Write the records below out again exactly as given, with no images.

++++++++++++++++++++

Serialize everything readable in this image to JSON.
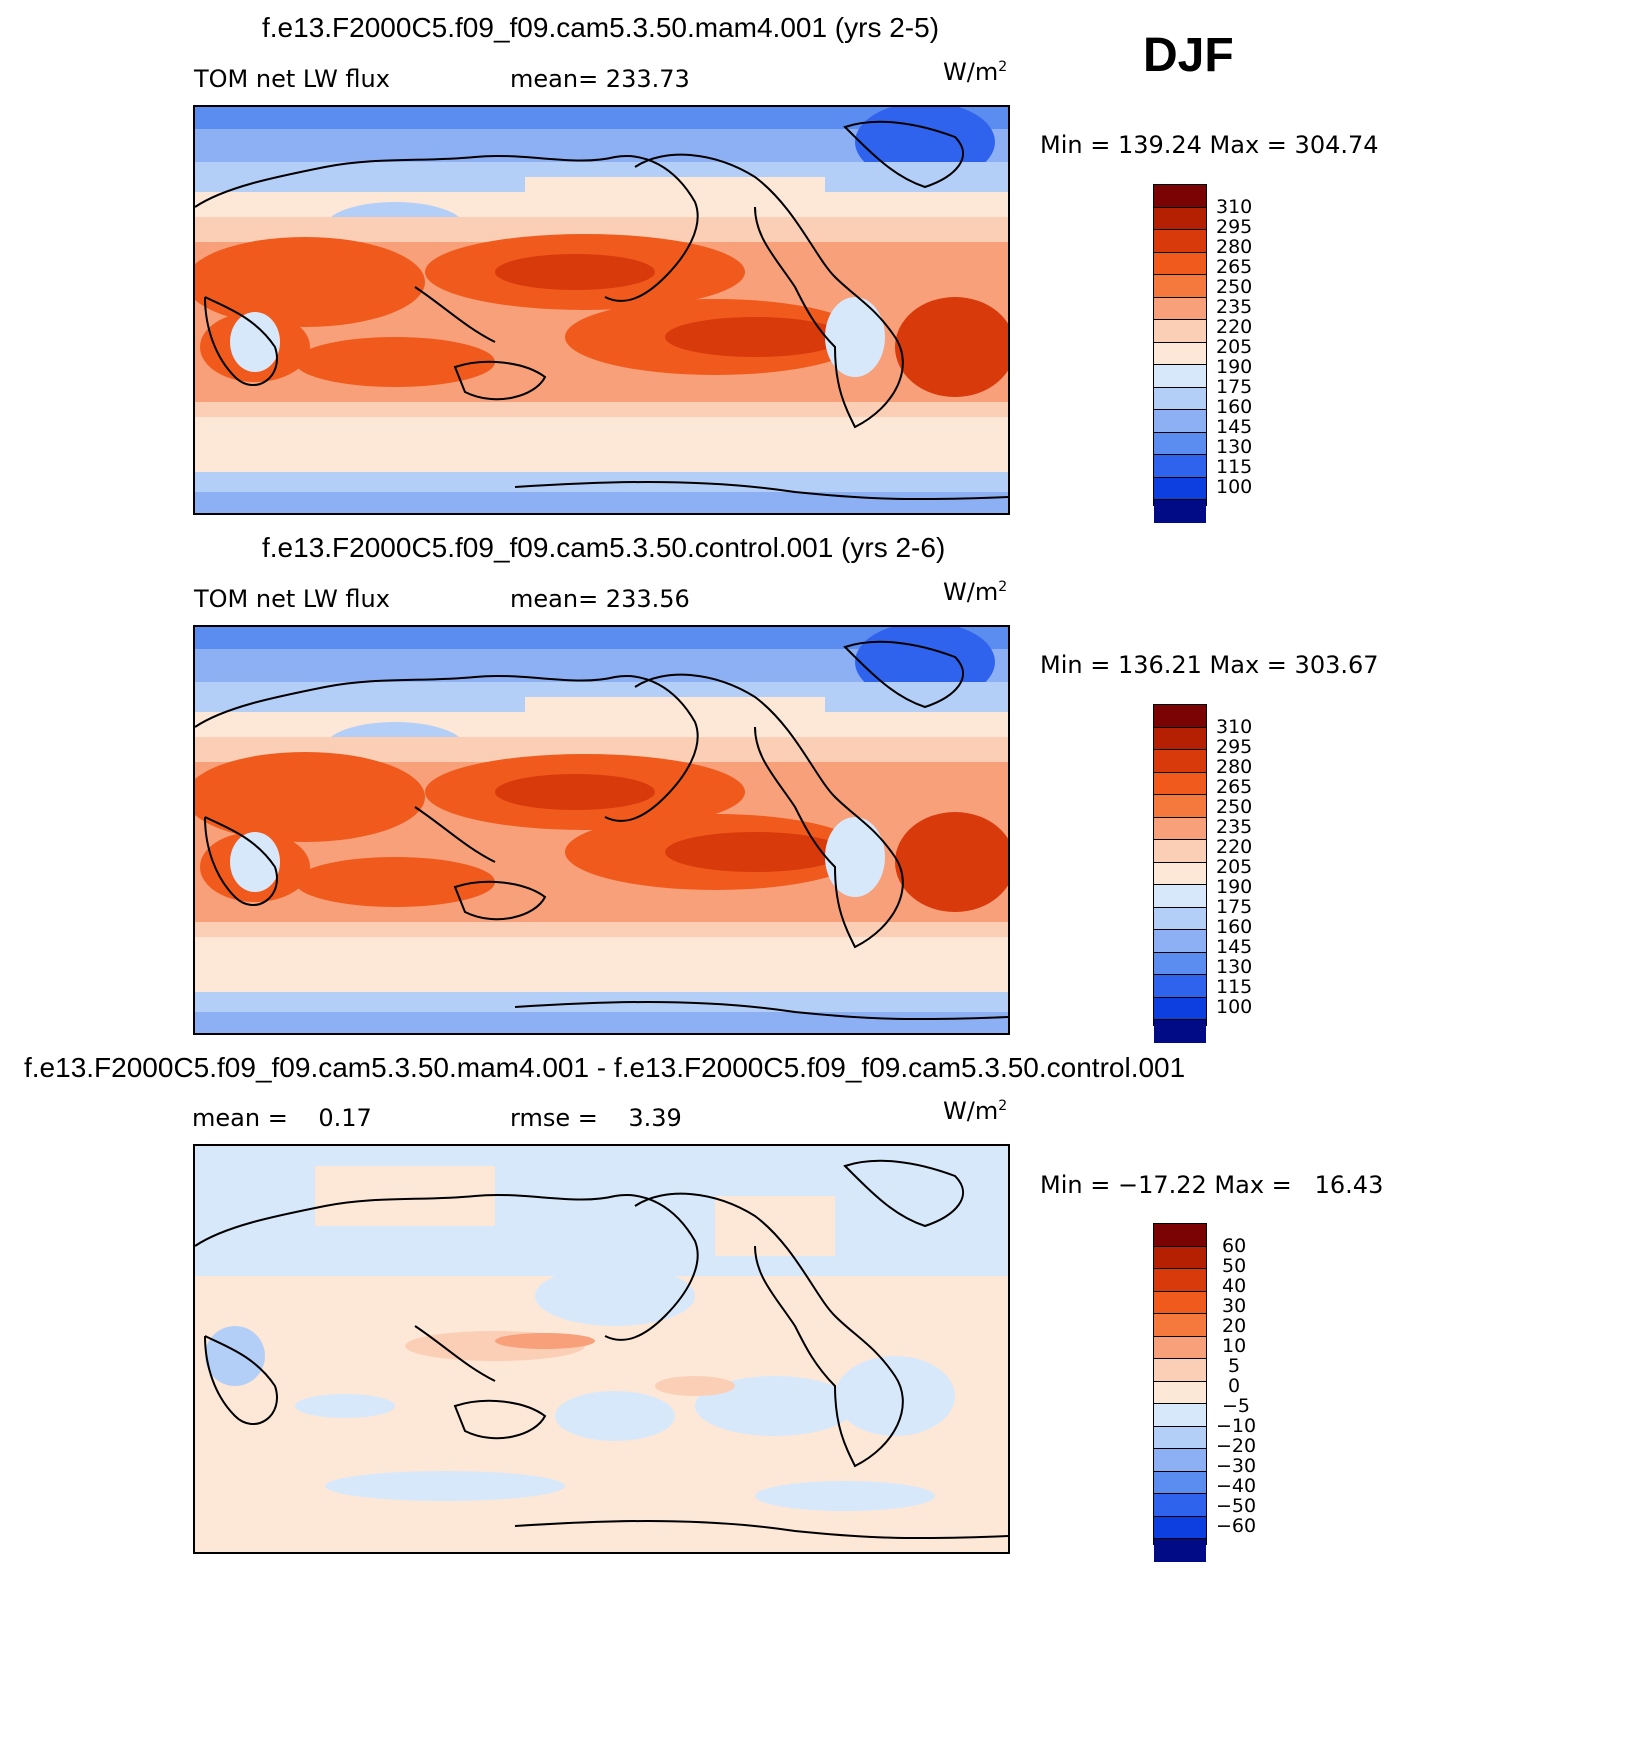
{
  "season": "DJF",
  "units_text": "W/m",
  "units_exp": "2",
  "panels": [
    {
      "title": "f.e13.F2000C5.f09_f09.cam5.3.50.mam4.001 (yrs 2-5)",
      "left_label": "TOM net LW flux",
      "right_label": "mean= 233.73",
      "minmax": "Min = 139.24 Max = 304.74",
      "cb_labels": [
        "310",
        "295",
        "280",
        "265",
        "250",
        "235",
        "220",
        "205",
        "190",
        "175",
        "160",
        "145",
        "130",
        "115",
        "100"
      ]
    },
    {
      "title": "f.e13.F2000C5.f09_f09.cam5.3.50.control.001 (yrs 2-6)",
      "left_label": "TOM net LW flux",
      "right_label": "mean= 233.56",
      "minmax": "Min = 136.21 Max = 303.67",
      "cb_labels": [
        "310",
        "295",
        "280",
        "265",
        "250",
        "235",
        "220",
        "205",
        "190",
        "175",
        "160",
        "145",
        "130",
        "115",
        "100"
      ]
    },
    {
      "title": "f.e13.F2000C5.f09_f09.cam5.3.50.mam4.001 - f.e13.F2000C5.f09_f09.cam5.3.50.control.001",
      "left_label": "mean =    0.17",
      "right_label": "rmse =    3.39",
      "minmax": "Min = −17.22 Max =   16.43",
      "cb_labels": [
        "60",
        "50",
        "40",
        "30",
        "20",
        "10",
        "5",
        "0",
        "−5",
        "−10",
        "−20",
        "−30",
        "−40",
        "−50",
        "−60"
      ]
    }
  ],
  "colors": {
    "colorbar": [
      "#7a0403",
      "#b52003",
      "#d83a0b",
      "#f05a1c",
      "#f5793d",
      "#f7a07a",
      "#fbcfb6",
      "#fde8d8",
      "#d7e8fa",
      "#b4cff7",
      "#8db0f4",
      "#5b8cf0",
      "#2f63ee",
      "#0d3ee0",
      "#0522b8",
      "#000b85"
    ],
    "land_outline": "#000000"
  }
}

++++++++++++++++++++

Exercise response:
Serialize everything readable in this image to JSON.
{
  "season": "DJF",
  "units_text": "W/m",
  "units_exp": "2",
  "panels": [
    {
      "title": "f.e13.F2000C5.f09_f09.cam5.3.50.mam4.001 (yrs 2-5)",
      "left_label": "TOM net LW flux",
      "right_label": "mean= 233.73",
      "minmax": "Min = 139.24 Max = 304.74",
      "cb_labels": [
        "310",
        "295",
        "280",
        "265",
        "250",
        "235",
        "220",
        "205",
        "190",
        "175",
        "160",
        "145",
        "130",
        "115",
        "100"
      ]
    },
    {
      "title": "f.e13.F2000C5.f09_f09.cam5.3.50.control.001 (yrs 2-6)",
      "left_label": "TOM net LW flux",
      "right_label": "mean= 233.56",
      "minmax": "Min = 136.21 Max = 303.67",
      "cb_labels": [
        "310",
        "295",
        "280",
        "265",
        "250",
        "235",
        "220",
        "205",
        "190",
        "175",
        "160",
        "145",
        "130",
        "115",
        "100"
      ]
    },
    {
      "title": "f.e13.F2000C5.f09_f09.cam5.3.50.mam4.001 - f.e13.F2000C5.f09_f09.cam5.3.50.control.001",
      "left_label": "mean =    0.17",
      "right_label": "rmse =    3.39",
      "minmax": "Min = −17.22 Max =   16.43",
      "cb_labels": [
        "60",
        "50",
        "40",
        "30",
        "20",
        "10",
        "5",
        "0",
        "−5",
        "−10",
        "−20",
        "−30",
        "−40",
        "−50",
        "−60"
      ]
    }
  ],
  "colors": {
    "colorbar": [
      "#7a0403",
      "#b52003",
      "#d83a0b",
      "#f05a1c",
      "#f5793d",
      "#f7a07a",
      "#fbcfb6",
      "#fde8d8",
      "#d7e8fa",
      "#b4cff7",
      "#8db0f4",
      "#5b8cf0",
      "#2f63ee",
      "#0d3ee0",
      "#0522b8",
      "#000b85"
    ],
    "land_outline": "#000000"
  }
}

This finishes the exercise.